↓
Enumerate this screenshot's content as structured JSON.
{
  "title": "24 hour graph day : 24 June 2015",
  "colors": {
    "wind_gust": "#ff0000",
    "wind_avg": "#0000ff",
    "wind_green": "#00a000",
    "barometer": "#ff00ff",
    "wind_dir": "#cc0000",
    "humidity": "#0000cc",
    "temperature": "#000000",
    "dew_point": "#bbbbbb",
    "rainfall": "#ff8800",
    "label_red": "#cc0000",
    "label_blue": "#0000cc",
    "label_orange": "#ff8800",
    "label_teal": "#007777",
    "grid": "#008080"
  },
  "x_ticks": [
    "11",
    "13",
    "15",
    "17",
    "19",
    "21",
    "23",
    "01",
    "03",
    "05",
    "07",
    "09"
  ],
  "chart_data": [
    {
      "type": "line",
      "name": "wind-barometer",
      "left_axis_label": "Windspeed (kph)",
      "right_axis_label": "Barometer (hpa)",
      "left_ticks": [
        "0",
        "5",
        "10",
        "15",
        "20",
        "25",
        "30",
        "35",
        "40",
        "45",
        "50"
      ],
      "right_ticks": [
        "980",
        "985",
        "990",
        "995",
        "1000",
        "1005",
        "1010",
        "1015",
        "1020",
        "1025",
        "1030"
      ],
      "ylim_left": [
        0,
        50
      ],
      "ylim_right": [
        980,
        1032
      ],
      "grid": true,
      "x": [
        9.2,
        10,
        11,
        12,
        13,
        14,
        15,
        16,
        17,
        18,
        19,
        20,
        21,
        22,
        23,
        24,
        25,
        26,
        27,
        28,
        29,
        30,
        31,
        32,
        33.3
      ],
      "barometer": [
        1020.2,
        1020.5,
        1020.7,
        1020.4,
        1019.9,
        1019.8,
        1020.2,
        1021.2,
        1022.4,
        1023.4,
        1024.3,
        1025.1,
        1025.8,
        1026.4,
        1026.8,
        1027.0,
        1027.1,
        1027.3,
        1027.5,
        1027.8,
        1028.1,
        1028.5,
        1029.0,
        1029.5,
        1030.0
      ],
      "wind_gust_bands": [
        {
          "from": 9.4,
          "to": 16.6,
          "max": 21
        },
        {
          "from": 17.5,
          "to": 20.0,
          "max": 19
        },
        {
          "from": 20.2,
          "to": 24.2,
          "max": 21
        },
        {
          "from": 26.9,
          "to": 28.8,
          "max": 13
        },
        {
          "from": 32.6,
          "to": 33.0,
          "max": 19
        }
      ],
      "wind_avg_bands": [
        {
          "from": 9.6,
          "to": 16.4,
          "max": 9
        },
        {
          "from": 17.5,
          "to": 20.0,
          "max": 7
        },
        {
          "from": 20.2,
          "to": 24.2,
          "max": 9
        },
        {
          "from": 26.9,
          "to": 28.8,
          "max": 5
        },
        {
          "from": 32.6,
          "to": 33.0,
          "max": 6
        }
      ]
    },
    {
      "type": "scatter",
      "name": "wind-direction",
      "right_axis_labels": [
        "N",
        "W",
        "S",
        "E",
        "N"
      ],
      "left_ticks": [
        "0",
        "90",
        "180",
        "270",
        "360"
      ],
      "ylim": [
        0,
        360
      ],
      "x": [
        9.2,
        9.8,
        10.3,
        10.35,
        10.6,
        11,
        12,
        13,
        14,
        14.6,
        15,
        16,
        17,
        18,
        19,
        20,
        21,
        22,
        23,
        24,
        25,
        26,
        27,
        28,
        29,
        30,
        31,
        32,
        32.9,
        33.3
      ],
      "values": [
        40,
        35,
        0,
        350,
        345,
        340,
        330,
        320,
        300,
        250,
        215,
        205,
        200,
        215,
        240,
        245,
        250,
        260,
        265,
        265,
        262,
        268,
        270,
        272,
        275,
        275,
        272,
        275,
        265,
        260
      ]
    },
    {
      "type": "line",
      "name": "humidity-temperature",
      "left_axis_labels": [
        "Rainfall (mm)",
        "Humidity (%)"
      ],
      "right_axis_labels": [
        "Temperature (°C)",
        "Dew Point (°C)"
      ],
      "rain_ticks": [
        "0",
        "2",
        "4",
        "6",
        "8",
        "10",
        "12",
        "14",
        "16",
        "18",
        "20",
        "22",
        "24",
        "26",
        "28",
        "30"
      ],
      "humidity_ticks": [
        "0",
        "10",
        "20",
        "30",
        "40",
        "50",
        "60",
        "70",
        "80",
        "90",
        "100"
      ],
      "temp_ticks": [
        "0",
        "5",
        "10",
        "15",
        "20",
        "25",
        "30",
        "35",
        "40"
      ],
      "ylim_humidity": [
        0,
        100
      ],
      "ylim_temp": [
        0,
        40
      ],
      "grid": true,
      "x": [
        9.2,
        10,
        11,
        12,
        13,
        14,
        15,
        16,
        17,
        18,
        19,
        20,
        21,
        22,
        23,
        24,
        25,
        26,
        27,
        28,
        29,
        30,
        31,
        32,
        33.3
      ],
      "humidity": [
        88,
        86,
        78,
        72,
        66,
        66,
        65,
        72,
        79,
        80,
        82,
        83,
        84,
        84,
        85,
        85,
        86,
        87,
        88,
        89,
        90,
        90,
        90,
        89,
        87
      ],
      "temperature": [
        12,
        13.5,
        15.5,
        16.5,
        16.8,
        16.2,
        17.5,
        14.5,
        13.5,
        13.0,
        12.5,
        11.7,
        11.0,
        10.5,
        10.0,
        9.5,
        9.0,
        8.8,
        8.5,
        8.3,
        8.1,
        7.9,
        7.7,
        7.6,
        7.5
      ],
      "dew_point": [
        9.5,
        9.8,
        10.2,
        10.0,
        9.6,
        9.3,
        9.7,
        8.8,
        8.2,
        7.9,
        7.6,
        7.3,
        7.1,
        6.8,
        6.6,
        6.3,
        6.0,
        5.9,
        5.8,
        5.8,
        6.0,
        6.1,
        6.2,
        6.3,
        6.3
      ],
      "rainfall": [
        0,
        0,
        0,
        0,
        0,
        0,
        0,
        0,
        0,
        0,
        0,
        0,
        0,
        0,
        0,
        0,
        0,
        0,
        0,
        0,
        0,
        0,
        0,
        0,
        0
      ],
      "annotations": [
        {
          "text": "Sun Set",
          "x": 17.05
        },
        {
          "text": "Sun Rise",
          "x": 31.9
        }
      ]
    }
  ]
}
↑
> _Exercise_: Gather up every line from the listing above in which the word "name" occurs.

> _Solution_:
      "name": "wind-barometer",
      "name": "wind-direction",
      "name": "humidity-temperature",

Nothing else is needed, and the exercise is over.